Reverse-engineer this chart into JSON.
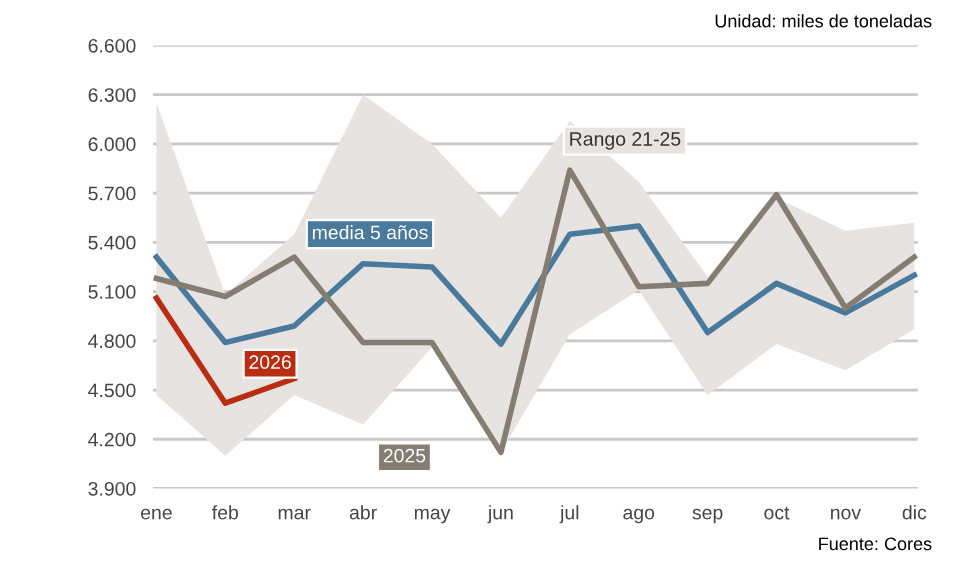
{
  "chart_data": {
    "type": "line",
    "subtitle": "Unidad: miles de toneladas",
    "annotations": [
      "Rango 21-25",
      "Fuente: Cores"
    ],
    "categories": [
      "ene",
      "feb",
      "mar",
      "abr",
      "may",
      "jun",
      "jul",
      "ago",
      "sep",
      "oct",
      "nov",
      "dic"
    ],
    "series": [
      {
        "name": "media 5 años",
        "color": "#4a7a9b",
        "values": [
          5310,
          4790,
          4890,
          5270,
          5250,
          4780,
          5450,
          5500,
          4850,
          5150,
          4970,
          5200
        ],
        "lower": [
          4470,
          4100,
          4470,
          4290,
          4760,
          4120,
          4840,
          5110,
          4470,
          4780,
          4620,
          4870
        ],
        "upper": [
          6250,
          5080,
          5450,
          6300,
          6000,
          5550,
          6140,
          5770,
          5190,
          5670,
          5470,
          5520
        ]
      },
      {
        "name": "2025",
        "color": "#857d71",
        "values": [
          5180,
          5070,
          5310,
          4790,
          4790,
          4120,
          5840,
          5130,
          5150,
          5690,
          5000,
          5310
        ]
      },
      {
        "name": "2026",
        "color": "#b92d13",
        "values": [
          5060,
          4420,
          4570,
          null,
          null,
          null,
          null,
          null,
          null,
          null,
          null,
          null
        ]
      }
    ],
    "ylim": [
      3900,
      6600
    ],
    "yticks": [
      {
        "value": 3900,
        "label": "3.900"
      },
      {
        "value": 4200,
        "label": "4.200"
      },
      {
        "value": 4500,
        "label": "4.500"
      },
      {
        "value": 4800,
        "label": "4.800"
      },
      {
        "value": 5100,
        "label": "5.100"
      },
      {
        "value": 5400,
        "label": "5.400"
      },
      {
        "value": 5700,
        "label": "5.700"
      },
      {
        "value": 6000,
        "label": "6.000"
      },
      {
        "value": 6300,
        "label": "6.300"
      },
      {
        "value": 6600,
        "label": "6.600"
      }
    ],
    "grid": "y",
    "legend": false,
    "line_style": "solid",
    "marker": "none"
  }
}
====
- GOAL: Search the listing for the word "color". Copy every line in which it occurs.

- TASK ANSWER:
        "color": "#4a7a9b",
        "color": "#857d71",
        "color": "#b92d13",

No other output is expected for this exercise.